*To be done*
From the entries that follow, gather each line holding the word "true".

##############################

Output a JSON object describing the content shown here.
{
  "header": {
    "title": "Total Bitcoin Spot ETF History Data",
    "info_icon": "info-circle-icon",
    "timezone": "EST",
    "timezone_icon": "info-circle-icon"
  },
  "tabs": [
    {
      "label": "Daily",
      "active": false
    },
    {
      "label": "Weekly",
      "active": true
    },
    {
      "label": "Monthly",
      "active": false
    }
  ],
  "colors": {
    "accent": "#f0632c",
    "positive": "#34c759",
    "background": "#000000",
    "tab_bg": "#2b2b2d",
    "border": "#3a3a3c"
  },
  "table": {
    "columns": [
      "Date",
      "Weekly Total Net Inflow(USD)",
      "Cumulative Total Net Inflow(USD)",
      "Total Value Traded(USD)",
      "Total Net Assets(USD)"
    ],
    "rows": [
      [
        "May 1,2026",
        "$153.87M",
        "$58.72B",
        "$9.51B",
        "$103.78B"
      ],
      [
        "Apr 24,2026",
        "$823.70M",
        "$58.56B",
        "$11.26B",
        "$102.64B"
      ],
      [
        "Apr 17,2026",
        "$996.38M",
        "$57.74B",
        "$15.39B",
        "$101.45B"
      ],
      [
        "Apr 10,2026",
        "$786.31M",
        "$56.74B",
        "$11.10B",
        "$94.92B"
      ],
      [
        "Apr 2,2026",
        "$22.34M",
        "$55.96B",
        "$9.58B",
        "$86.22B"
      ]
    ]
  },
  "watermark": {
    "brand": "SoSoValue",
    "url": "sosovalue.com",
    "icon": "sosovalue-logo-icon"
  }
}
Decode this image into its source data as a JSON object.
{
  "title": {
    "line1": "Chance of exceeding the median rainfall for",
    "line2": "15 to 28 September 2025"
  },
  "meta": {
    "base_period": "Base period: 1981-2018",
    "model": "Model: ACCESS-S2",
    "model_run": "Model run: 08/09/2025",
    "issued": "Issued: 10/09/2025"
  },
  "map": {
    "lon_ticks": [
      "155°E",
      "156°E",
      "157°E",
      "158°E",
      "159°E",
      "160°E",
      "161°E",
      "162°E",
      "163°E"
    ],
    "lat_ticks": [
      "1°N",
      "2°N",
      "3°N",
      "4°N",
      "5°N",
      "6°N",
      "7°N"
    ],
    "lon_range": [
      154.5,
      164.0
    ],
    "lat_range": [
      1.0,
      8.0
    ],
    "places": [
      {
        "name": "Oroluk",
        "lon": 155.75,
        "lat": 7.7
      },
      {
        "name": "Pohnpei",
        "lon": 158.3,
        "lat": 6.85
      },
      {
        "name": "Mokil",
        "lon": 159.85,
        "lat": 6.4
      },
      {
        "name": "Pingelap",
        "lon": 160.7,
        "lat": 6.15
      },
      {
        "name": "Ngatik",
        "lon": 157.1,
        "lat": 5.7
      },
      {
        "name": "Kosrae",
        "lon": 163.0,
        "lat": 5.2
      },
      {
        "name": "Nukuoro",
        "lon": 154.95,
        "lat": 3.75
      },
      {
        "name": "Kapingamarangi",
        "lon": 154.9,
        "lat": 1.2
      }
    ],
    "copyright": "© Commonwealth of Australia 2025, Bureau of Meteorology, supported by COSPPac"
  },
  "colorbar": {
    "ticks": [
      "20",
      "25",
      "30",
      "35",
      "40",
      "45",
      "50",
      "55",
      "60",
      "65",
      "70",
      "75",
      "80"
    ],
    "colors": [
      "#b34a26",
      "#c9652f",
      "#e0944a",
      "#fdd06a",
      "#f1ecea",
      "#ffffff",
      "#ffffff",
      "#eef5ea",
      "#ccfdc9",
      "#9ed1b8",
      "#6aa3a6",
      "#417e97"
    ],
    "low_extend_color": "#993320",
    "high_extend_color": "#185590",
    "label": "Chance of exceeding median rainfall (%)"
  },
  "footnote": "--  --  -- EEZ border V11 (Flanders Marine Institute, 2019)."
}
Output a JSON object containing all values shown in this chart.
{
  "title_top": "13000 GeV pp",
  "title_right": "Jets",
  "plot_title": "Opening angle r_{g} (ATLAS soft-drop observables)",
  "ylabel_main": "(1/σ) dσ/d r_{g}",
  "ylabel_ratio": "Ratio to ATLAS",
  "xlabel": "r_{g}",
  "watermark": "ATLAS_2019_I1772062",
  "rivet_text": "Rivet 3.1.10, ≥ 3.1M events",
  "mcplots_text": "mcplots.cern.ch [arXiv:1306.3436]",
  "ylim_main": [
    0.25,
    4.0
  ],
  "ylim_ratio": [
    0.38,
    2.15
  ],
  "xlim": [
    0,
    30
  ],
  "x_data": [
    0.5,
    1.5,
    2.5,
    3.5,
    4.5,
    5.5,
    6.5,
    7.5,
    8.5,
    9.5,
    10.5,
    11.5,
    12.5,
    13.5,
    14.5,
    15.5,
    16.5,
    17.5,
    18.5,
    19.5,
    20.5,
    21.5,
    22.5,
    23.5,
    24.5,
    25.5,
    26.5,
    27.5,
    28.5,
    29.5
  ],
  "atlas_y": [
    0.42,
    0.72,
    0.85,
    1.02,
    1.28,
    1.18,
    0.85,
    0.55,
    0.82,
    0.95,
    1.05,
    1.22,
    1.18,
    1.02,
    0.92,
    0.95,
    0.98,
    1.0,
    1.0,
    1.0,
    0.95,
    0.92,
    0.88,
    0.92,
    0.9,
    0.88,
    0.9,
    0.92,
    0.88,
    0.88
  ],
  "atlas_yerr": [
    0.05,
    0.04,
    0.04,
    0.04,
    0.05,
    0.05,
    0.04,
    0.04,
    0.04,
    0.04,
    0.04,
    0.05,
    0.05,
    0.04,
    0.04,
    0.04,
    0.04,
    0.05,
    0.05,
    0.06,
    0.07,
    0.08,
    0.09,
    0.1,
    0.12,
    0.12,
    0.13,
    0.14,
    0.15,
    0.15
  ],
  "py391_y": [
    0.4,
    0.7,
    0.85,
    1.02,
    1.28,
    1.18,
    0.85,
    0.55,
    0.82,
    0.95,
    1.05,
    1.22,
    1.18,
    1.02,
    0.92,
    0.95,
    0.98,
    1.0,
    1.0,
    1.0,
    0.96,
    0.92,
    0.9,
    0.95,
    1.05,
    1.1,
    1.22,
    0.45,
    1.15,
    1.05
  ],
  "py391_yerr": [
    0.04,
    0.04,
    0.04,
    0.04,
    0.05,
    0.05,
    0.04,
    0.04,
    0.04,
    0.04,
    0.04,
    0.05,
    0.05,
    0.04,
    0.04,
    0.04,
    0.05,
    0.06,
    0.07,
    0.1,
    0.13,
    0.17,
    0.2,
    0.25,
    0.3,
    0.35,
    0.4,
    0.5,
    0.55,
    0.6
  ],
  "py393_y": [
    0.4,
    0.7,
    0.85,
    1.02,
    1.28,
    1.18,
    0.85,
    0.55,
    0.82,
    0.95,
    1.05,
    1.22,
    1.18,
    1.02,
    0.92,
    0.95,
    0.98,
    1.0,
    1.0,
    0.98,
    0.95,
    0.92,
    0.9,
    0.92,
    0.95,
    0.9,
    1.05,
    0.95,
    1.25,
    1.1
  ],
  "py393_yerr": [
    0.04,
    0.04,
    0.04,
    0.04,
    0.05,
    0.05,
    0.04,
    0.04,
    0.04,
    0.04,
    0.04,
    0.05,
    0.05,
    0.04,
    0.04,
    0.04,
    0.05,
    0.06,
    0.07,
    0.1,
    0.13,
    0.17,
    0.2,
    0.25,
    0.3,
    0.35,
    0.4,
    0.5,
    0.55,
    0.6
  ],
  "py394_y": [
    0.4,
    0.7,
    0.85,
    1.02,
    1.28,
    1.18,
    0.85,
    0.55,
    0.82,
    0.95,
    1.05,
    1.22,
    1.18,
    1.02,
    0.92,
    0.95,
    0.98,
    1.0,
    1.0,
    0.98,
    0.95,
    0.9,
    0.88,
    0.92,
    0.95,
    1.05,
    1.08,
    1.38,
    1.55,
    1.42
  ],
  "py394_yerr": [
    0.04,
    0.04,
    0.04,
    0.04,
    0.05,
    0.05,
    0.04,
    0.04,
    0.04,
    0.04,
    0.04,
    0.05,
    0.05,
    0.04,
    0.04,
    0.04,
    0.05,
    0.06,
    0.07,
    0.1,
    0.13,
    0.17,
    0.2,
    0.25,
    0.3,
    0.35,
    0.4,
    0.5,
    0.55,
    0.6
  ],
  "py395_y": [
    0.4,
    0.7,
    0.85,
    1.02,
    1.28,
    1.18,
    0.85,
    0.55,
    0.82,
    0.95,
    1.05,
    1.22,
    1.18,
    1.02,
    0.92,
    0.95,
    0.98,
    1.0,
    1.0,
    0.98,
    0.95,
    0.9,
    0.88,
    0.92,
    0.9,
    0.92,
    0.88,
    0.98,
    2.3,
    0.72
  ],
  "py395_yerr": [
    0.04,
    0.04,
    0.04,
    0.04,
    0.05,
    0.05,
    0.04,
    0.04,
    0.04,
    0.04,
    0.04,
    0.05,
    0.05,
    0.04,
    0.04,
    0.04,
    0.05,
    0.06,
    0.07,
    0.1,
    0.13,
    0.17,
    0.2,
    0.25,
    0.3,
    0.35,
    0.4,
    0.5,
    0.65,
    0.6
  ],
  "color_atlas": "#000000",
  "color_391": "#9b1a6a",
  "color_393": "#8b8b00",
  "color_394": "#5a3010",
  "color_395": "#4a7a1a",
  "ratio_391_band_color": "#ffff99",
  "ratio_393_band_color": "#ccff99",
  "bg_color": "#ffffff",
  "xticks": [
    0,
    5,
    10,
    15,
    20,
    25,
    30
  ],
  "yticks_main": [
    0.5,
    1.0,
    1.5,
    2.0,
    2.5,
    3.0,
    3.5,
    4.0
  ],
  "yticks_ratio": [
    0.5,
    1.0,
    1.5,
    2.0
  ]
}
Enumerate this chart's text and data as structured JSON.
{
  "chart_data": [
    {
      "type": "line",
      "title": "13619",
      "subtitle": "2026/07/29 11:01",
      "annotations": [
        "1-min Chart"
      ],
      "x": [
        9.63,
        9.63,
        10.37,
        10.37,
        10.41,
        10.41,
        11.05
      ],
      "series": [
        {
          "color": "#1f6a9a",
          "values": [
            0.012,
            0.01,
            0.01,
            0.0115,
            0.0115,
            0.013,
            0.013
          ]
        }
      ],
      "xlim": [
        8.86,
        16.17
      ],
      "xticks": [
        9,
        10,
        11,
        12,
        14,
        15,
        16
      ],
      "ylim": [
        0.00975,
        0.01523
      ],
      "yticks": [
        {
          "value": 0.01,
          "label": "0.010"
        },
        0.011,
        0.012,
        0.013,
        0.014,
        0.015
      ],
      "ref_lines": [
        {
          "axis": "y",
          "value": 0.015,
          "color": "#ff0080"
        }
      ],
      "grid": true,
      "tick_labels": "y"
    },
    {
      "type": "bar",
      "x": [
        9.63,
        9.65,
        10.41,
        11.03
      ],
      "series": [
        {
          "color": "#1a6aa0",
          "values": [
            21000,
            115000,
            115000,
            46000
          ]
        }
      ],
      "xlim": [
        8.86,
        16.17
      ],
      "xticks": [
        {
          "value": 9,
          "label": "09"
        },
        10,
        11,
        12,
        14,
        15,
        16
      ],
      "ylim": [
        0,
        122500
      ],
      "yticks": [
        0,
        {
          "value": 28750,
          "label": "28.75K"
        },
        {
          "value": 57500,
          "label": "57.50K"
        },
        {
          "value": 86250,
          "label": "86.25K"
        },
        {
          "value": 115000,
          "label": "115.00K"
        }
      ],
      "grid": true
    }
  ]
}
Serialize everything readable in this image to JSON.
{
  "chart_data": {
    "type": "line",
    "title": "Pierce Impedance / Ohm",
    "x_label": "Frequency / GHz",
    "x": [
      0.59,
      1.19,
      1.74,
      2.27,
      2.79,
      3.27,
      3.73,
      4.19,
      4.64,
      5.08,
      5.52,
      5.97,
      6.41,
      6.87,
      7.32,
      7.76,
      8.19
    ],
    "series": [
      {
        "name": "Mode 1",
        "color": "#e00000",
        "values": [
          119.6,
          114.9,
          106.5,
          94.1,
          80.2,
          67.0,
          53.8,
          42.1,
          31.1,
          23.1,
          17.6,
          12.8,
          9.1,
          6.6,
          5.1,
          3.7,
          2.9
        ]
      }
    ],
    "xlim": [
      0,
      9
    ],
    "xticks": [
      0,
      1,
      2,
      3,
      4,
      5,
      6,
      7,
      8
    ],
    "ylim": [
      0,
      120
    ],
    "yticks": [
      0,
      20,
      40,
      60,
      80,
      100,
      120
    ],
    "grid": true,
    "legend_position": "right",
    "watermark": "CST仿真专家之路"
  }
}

##############################

*Result of this exercise*
      "active": true
      "grid": true,
      "grid": true
    "grid": true,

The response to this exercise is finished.